[Given instruction]: Retype the rows from the start through the line containing "cell-process-name[interactable]: opera --type=-broker", including that line, with no changes.
━━━━━ Data for this task ━━━━━
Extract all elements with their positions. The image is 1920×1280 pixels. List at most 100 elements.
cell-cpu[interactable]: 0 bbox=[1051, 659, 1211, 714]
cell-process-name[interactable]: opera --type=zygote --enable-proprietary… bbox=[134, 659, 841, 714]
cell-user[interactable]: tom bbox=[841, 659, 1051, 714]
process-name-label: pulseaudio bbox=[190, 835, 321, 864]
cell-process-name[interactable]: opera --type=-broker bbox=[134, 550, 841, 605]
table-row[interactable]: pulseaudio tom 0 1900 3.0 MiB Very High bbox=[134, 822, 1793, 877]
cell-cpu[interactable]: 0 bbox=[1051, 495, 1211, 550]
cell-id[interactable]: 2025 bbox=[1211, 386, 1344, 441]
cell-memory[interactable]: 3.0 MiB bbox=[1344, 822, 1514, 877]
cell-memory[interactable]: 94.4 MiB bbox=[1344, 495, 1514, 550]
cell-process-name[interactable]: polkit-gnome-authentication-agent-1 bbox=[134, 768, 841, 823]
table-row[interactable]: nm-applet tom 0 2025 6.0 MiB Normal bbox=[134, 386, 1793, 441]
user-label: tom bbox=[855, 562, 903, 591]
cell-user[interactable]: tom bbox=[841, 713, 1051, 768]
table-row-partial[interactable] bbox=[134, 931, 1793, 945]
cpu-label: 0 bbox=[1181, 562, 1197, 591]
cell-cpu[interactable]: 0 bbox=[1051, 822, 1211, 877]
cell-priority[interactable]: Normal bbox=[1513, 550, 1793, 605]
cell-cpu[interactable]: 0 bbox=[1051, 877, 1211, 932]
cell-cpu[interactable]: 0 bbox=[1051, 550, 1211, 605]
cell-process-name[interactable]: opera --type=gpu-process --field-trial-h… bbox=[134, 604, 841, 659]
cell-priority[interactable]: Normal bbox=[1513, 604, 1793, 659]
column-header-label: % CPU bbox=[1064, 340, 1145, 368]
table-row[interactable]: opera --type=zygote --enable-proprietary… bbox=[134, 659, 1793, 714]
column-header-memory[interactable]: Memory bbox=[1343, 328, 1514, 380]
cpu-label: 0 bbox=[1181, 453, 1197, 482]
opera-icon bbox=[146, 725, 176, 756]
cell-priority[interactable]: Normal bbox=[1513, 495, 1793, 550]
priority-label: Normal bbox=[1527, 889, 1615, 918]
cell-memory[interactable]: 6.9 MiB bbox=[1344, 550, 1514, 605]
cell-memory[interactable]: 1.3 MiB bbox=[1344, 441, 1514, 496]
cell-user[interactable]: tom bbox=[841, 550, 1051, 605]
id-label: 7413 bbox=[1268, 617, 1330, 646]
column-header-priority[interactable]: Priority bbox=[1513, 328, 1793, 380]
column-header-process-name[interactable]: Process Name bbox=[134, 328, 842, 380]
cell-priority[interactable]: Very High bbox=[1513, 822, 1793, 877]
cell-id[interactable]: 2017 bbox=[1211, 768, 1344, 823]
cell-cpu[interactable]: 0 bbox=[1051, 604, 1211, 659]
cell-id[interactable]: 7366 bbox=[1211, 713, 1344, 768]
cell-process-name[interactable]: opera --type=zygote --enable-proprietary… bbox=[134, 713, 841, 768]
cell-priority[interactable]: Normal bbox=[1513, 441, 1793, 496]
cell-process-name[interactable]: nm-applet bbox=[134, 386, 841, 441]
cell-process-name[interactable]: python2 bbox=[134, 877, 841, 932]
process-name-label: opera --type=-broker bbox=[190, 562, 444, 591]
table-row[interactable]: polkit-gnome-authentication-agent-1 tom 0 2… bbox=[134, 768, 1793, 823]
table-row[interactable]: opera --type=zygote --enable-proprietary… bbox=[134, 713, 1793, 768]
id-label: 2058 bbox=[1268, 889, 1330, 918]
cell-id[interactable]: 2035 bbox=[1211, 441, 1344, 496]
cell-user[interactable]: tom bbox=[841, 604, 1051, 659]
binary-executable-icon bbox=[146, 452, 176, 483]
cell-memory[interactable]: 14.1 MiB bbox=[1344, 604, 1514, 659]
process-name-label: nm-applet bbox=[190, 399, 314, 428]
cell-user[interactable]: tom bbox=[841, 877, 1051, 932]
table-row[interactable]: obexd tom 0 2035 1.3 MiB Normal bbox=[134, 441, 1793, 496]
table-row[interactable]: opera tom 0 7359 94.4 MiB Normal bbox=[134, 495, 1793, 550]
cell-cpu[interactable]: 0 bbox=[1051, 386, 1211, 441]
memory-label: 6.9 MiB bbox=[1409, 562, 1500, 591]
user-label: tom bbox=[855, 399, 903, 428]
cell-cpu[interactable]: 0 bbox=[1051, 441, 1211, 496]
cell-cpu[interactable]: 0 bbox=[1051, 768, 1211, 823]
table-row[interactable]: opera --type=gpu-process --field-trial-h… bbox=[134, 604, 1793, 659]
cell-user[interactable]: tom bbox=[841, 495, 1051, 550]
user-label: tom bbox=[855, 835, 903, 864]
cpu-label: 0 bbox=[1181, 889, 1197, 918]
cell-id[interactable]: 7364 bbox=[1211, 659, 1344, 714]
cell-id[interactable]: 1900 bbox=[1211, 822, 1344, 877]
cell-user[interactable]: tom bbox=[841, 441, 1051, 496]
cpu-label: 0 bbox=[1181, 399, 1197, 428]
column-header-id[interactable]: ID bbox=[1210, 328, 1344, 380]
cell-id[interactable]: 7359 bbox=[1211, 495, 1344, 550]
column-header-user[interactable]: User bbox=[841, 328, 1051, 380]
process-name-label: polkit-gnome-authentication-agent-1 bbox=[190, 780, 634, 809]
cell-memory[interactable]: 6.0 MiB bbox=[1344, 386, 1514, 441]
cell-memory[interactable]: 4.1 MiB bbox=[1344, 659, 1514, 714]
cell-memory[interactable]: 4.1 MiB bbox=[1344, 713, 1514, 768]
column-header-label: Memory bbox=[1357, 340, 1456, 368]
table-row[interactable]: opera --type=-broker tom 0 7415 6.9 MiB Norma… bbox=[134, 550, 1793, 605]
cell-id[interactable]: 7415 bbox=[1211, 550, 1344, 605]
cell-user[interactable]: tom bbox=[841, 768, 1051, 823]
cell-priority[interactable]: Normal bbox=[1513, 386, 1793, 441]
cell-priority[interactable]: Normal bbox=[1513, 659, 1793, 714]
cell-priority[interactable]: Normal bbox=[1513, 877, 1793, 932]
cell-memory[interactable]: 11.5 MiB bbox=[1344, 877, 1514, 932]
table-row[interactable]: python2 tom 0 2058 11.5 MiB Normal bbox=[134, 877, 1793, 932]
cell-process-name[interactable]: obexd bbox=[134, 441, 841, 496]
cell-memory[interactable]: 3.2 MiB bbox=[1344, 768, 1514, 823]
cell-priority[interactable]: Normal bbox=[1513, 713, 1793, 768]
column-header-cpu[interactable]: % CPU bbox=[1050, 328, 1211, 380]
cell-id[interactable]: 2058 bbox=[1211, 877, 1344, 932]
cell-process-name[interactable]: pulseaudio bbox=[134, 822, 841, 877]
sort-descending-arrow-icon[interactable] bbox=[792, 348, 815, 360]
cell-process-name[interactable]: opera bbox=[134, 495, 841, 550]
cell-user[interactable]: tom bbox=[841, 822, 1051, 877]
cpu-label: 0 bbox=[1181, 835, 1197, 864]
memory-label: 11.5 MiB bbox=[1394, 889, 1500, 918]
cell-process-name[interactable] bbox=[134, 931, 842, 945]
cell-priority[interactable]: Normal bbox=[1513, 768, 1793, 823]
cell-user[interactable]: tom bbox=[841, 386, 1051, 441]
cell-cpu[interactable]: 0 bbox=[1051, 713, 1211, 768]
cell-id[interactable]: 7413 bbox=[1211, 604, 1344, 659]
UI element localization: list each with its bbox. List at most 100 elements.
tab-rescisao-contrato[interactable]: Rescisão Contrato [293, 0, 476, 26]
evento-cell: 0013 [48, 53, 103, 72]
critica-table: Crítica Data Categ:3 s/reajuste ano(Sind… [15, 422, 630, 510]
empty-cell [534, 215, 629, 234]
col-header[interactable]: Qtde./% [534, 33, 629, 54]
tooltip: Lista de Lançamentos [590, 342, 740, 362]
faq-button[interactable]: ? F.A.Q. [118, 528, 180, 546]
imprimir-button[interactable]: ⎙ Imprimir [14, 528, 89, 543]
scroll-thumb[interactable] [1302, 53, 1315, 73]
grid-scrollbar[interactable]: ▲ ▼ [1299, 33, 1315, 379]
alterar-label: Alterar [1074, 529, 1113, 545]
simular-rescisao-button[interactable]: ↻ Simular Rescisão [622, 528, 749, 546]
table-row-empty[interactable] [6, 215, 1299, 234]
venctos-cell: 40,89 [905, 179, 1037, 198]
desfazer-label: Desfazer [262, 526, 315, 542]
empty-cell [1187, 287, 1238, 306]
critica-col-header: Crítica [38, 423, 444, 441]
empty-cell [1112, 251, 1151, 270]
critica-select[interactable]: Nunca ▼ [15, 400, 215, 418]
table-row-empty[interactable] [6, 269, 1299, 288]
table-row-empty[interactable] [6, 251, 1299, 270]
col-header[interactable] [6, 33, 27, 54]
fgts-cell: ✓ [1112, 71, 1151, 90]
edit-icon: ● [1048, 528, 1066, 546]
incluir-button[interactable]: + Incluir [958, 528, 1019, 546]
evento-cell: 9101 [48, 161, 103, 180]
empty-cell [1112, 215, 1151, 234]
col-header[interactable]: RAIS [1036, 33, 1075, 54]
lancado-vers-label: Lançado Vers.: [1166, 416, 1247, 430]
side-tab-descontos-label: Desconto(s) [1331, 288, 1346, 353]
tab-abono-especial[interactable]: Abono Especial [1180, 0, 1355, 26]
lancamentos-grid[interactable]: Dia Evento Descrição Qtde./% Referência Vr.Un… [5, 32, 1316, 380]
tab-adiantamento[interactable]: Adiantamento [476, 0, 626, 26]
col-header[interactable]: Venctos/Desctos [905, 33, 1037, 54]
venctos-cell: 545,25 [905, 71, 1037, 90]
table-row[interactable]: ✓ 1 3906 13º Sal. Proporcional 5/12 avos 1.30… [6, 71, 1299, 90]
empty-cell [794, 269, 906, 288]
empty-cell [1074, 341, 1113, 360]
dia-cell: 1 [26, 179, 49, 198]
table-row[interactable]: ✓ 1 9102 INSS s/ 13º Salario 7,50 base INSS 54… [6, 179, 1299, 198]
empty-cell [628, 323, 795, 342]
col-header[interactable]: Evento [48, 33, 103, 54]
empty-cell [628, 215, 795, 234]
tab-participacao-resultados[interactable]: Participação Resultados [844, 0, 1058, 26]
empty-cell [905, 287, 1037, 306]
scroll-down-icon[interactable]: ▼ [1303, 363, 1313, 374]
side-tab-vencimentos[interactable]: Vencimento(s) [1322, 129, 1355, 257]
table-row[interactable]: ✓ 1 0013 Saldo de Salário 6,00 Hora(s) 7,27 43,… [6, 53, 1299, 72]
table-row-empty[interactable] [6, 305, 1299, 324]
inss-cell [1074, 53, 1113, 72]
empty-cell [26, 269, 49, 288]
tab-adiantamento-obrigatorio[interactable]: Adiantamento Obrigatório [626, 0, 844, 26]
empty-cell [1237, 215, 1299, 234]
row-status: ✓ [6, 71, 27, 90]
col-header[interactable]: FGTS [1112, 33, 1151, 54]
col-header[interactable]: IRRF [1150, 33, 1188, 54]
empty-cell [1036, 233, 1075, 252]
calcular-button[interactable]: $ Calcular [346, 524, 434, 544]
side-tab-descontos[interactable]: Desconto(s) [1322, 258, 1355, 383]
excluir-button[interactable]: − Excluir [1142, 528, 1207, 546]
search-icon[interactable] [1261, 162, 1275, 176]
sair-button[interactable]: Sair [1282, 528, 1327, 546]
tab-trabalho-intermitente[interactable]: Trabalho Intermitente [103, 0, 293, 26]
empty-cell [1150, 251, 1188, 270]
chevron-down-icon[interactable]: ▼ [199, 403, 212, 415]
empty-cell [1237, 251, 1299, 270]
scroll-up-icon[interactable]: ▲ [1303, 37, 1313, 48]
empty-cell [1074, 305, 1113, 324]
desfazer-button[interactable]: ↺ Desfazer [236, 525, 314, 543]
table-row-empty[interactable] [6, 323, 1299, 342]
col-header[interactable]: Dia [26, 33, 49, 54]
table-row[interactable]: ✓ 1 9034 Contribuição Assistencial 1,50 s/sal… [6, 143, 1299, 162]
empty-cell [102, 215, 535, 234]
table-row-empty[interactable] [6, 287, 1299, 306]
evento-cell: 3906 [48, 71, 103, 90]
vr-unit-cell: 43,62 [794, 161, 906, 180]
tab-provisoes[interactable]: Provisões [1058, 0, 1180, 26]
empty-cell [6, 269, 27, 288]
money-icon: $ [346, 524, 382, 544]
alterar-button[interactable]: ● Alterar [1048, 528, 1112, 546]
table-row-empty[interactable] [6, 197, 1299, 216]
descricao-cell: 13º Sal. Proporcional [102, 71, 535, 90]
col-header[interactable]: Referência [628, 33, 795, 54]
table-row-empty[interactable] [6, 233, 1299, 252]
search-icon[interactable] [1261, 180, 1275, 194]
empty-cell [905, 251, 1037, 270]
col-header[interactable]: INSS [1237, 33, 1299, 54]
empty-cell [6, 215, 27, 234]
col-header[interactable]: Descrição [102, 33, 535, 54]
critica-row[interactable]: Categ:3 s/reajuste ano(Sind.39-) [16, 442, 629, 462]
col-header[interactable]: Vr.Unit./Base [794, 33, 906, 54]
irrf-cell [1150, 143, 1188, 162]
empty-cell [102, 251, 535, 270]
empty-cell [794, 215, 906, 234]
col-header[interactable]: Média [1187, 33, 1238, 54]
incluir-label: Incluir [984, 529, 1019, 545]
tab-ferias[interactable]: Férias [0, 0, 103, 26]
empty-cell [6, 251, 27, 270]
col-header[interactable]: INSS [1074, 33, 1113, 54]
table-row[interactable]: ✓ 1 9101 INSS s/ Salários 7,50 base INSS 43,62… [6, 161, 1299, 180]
━━━━━
[Reply to the exercise]:
Extract all elements with their positions. The image is 1920×1280 pixels. List at most 100 elements.
cell-cpu[interactable]: 0 bbox=[1051, 659, 1211, 714]
cell-process-name[interactable]: opera --type=zygote --enable-proprietary… bbox=[134, 659, 841, 714]
cell-user[interactable]: tom bbox=[841, 659, 1051, 714]
process-name-label: pulseaudio bbox=[190, 835, 321, 864]
cell-process-name[interactable]: opera --type=-broker bbox=[134, 550, 841, 605]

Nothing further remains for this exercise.